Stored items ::

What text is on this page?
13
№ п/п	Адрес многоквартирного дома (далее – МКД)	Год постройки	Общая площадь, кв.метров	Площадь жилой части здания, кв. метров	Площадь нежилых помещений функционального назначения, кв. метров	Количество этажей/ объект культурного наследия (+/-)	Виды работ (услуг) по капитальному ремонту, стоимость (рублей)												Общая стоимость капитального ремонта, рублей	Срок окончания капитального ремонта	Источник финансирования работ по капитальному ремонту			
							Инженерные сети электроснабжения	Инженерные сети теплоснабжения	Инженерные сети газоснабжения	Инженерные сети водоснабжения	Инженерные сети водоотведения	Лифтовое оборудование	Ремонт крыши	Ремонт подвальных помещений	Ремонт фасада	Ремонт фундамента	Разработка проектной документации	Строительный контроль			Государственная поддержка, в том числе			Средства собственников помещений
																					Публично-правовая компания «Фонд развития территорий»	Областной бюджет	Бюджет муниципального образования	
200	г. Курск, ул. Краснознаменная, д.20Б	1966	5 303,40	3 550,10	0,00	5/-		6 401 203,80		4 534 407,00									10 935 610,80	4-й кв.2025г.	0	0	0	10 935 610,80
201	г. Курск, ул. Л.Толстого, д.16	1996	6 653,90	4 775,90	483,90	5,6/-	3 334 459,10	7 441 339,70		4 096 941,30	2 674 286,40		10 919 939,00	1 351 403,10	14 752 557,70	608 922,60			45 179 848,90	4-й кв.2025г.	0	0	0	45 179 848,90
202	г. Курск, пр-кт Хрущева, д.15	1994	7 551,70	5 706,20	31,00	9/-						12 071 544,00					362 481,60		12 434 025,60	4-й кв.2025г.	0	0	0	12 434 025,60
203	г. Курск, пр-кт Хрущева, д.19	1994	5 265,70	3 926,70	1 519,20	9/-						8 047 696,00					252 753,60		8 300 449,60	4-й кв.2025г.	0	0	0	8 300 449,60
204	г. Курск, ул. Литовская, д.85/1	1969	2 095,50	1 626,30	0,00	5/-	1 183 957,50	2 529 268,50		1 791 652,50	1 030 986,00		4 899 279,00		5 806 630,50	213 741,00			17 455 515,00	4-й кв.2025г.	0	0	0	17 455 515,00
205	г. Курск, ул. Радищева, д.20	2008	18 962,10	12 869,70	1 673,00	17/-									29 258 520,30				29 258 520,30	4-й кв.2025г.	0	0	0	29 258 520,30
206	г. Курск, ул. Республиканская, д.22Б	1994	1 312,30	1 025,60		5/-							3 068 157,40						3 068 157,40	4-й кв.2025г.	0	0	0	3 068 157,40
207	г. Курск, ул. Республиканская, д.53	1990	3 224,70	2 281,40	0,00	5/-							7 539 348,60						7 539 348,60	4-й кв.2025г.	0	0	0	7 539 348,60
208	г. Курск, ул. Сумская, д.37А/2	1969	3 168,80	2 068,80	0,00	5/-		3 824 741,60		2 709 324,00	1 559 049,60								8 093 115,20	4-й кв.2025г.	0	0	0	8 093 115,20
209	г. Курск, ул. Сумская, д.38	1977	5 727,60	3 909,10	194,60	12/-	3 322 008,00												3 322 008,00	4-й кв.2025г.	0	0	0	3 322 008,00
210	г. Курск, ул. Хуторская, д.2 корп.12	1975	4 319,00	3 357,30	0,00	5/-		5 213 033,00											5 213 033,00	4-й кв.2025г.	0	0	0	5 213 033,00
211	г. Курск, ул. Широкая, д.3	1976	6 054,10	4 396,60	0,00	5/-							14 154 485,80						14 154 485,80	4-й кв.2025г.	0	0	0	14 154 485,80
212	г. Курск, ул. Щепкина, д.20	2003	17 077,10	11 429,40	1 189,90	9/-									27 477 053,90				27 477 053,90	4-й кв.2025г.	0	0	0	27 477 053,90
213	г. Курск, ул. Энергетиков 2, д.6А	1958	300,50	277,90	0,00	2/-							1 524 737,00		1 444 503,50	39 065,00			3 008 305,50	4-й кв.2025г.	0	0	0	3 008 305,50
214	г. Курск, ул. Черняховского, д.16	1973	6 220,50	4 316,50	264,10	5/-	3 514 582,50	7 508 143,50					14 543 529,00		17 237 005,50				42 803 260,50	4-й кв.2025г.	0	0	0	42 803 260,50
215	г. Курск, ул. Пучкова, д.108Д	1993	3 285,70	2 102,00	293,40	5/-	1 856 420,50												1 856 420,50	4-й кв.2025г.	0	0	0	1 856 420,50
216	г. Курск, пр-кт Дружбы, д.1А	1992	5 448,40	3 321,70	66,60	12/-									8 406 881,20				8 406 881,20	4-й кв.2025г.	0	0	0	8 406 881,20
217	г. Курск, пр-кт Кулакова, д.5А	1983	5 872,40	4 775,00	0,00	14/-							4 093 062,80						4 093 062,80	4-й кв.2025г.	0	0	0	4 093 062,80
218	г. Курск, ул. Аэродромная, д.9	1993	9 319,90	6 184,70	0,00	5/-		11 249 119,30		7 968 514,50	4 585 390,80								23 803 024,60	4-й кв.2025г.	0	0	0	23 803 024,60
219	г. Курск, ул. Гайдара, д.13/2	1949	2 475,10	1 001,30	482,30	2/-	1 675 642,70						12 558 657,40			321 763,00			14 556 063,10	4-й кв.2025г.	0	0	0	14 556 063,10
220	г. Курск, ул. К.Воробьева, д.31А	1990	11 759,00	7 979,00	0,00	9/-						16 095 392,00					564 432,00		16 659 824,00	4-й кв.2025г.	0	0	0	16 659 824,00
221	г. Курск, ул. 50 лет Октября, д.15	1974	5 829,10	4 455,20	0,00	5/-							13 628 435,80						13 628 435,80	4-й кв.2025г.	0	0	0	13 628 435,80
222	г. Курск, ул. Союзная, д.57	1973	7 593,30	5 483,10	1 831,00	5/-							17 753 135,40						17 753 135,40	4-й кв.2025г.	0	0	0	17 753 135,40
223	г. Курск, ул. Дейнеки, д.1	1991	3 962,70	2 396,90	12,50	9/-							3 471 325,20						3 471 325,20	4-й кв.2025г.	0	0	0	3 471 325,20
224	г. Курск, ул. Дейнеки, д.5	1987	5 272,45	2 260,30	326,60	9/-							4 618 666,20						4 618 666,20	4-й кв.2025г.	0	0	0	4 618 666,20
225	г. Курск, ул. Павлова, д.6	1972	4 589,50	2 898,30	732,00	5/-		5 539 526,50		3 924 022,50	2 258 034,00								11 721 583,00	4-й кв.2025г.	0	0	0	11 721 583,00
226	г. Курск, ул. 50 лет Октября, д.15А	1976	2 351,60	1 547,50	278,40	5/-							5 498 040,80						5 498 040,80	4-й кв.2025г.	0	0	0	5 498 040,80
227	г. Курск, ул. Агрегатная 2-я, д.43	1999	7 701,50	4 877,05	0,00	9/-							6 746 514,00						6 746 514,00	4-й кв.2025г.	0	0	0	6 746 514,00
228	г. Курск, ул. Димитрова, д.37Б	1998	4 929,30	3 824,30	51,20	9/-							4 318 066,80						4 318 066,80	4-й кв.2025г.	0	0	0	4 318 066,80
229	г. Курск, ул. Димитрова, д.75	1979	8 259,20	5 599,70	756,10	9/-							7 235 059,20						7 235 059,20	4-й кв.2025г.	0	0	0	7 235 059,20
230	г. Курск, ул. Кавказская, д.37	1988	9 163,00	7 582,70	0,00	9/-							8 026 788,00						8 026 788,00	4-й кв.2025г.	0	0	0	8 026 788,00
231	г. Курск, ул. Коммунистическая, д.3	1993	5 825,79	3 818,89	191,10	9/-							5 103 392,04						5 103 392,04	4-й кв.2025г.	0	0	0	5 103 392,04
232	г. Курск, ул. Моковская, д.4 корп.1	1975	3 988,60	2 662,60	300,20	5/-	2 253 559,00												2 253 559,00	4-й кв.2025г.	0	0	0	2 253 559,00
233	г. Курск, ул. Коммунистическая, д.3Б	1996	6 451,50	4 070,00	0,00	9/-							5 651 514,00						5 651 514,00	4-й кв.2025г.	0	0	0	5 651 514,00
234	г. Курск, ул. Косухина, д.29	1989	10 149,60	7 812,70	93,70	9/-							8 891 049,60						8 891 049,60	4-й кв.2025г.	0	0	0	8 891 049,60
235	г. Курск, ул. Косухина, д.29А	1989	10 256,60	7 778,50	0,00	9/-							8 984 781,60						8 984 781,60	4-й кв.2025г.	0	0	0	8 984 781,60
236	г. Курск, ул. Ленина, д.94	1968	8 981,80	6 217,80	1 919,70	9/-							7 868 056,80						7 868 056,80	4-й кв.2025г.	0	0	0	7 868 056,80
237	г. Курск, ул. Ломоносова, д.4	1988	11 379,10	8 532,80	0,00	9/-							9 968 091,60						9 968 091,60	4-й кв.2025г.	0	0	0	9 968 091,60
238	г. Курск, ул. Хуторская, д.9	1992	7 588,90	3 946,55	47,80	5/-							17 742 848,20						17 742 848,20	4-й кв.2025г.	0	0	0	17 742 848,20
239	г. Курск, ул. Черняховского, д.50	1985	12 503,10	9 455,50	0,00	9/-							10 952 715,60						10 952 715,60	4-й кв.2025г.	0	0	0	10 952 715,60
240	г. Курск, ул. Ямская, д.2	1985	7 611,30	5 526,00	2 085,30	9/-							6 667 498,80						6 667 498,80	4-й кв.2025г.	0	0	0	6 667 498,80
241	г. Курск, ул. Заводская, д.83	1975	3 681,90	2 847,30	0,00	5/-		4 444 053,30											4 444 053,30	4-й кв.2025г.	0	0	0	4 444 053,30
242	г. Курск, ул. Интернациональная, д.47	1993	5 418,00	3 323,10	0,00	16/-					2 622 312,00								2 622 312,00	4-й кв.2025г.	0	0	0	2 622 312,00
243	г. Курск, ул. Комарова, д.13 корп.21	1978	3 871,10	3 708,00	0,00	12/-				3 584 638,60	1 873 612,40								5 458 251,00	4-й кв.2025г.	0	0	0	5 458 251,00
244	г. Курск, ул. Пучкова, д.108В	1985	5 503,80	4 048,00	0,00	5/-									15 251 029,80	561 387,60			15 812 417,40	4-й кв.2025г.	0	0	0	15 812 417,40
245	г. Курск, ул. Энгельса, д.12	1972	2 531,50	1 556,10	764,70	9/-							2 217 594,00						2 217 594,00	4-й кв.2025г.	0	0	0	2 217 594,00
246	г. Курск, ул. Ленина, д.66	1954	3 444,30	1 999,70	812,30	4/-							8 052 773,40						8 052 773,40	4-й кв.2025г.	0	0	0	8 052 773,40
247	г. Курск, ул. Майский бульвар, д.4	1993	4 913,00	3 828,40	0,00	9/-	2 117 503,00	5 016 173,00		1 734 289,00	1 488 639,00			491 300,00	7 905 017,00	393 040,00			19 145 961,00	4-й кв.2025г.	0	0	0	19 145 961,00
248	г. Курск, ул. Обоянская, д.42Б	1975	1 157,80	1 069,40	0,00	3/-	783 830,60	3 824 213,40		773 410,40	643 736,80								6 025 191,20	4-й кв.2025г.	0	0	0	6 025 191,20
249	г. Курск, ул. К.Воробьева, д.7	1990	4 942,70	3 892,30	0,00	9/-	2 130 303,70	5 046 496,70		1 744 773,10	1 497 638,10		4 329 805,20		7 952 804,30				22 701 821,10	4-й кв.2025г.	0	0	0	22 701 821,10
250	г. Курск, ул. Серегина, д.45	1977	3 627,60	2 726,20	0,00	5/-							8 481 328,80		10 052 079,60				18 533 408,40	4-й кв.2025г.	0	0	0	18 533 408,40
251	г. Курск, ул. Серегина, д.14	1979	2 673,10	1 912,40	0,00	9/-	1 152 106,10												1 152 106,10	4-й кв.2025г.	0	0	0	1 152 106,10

Direction ::
Your answer should be only the number of lines that hold the word "Черняховского".

Complete response ::
2